* GIVEN INSTRUCTION:
Below are records to transcribe exactly, without their pictures.

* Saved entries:
>> begin

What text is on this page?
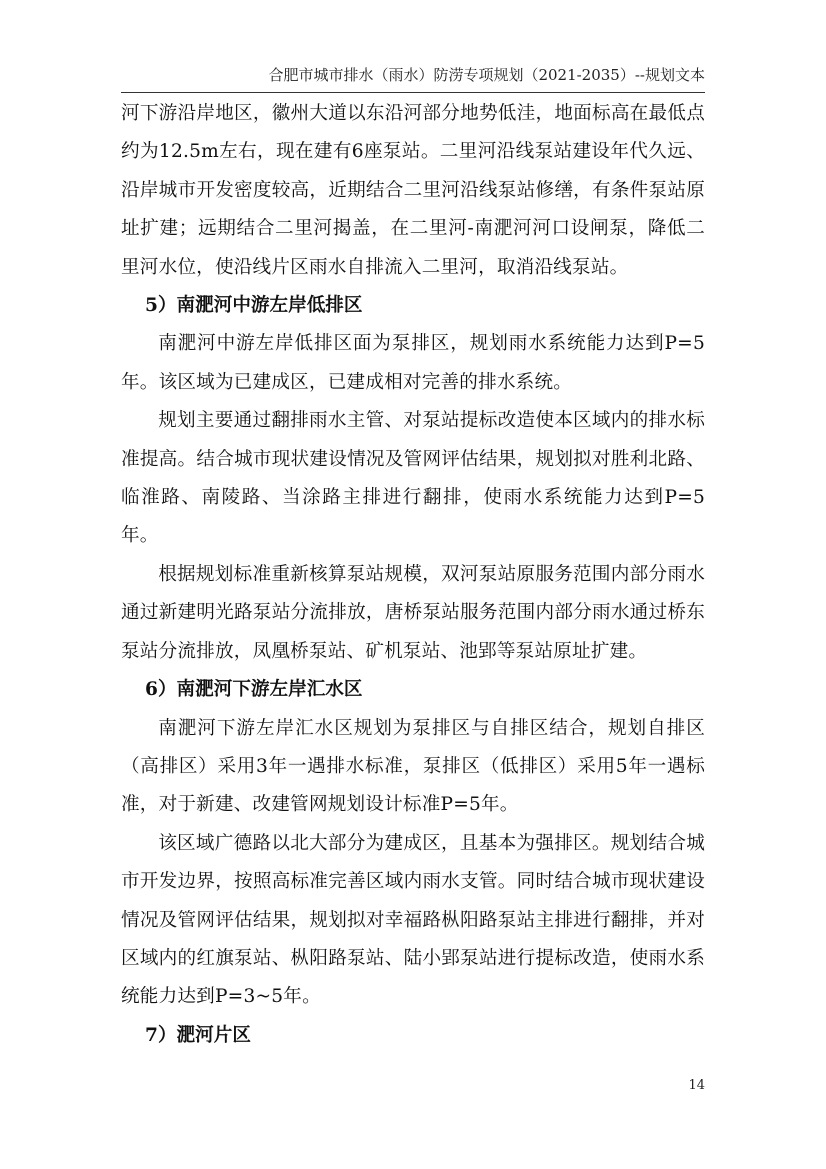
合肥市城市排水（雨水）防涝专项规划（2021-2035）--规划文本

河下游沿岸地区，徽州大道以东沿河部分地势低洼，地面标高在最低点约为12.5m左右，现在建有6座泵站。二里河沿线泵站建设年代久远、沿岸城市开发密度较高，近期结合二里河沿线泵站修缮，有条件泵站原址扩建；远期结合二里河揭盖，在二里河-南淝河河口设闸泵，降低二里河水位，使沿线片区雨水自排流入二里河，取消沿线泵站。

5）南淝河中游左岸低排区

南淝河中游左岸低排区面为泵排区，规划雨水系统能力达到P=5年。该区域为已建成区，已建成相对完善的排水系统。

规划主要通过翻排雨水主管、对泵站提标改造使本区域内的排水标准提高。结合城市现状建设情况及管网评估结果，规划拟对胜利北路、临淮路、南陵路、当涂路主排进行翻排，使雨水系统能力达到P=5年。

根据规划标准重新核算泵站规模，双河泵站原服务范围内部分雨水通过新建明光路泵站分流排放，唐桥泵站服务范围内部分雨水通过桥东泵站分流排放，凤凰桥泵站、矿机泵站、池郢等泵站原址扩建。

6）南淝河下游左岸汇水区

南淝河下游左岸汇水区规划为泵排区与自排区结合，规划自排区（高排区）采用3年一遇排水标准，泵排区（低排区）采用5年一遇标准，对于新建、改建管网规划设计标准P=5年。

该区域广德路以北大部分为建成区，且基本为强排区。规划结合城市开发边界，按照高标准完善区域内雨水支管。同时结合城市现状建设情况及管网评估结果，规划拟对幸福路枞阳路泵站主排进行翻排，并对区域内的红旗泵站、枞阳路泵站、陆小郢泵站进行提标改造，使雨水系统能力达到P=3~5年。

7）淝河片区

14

>> end

* FINAL ANSWER:
What text is on this page?
合肥市城市排水（雨水）防涝专项规划（2021-2035）--规划文本

河下游沿岸地区，徽州大道以东沿河部分地势低洼，地面标高在最低点约为12.5m左右，现在建有6座泵站。二里河沿线泵站建设年代久远、沿岸城市开发密度较高，近期结合二里河沿线泵站修缮，有条件泵站原址扩建；远期结合二里河揭盖，在二里河-南淝河河口设闸泵，降低二里河水位，使沿线片区雨水自排流入二里河，取消沿线泵站。

5）南淝河中游左岸低排区

南淝河中游左岸低排区面为泵排区，规划雨水系统能力达到P=5年。该区域为已建成区，已建成相对完善的排水系统。

规划主要通过翻排雨水主管、对泵站提标改造使本区域内的排水标准提高。结合城市现状建设情况及管网评估结果，规划拟对胜利北路、临淮路、南陵路、当涂路主排进行翻排，使雨水系统能力达到P=5年。

根据规划标准重新核算泵站规模，双河泵站原服务范围内部分雨水通过新建明光路泵站分流排放，唐桥泵站服务范围内部分雨水通过桥东泵站分流排放，凤凰桥泵站、矿机泵站、池郢等泵站原址扩建。

6）南淝河下游左岸汇水区

南淝河下游左岸汇水区规划为泵排区与自排区结合，规划自排区（高排区）采用3年一遇排水标准，泵排区（低排区）采用5年一遇标准，对于新建、改建管网规划设计标准P=5年。

该区域广德路以北大部分为建成区，且基本为强排区。规划结合城市开发边界，按照高标准完善区域内雨水支管。同时结合城市现状建设情况及管网评估结果，规划拟对幸福路枞阳路泵站主排进行翻排，并对区域内的红旗泵站、枞阳路泵站、陆小郢泵站进行提标改造，使雨水系统能力达到P=3~5年。

7）淝河片区

14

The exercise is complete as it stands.